WORK INSTRUCTIONS → Can you transcribe the data exactly? Leave the pictures out.

DATA PROVIDED →
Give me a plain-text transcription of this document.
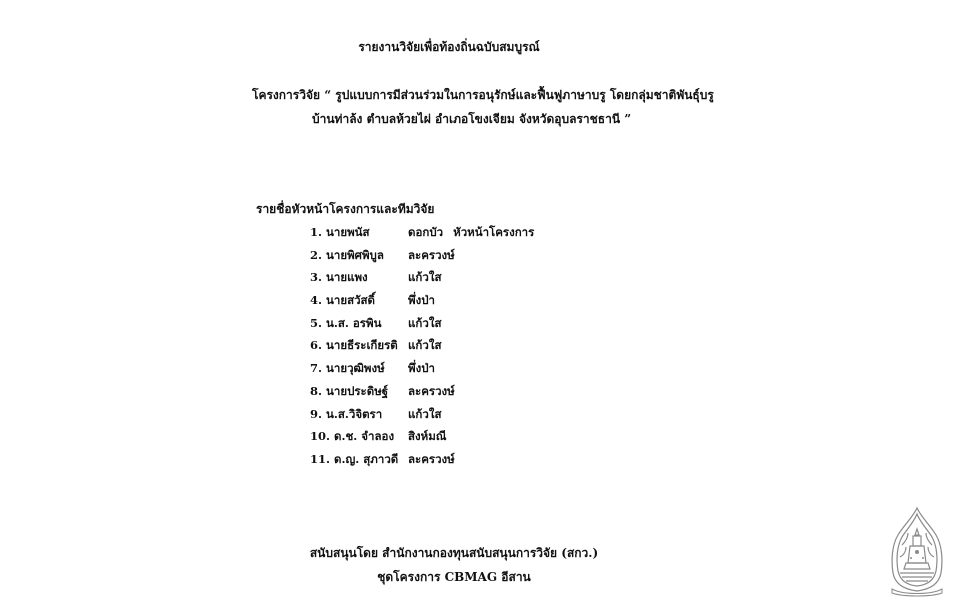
รายงานวิจัยเพื่อท้องถิ่นฉบับสมบูรณ์
โครงการวิจัย “ รูปแบบการมีส่วนร่วมในการอนุรักษ์และฟื้นฟูภาษาบรู โดยกลุ่มชาติพันธุ์บรู
บ้านท่าล้ง ตำบลห้วยไผ่ อำเภอโขงเจียม จังหวัดอุบลราชธานี ”
รายชื่อหัวหน้าโครงการและทีมวิจัย
1. นายพนัส	ดอกบัว หัวหน้าโครงการ
2. นายพิศพิบูล	ละครวงษ์
3. นายแพง	แก้วใส
4. นายสวัสดิ์	พึ่งป่า
5. น.ส. อรพิน	แก้วใส
6. นายธีระเกียรติ แก้วใส
7. นายวุฒิพงษ์	พึ่งป่า
8. นายประดิษฐ์	ละครวงษ์
9. น.ส.วิจิตรา	แก้วใส
10. ด.ช. จำลอง	สิงห์มณี
11. ด.ญ. สุภาวดี ละครวงษ์
สนับสนุนโดย สำนักงานกองทุนสนับสนุนการวิจัย (สกว.)
ชุดโครงการ CBMAG อีสาน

THE RESPONSE →
Give me a plain-text transcription of this document.
รายงานวิจัยเพื่อท้องถิ่นฉบับสมบูรณ์
โครงการวิจัย “ รูปแบบการมีส่วนร่วมในการอนุรักษ์และฟื้นฟูภาษาบรู โดยกลุ่มชาติพันธุ์บรู
บ้านท่าล้ง ตำบลห้วยไผ่ อำเภอโขงเจียม จังหวัดอุบลราชธานี ”
รายชื่อหัวหน้าโครงการและทีมวิจัย
1. นายพนัส	ดอกบัว หัวหน้าโครงการ
2. นายพิศพิบูล	ละครวงษ์
3. นายแพง	แก้วใส
4. นายสวัสดิ์	พึ่งป่า
5. น.ส. อรพิน	แก้วใส
6. นายธีระเกียรติ แก้วใส
7. นายวุฒิพงษ์	พึ่งป่า
8. นายประดิษฐ์	ละครวงษ์
9. น.ส.วิจิตรา	แก้วใส
10. ด.ช. จำลอง	สิงห์มณี
11. ด.ญ. สุภาวดี ละครวงษ์
สนับสนุนโดย สำนักงานกองทุนสนับสนุนการวิจัย (สกว.)
ชุดโครงการ CBMAG อีสาน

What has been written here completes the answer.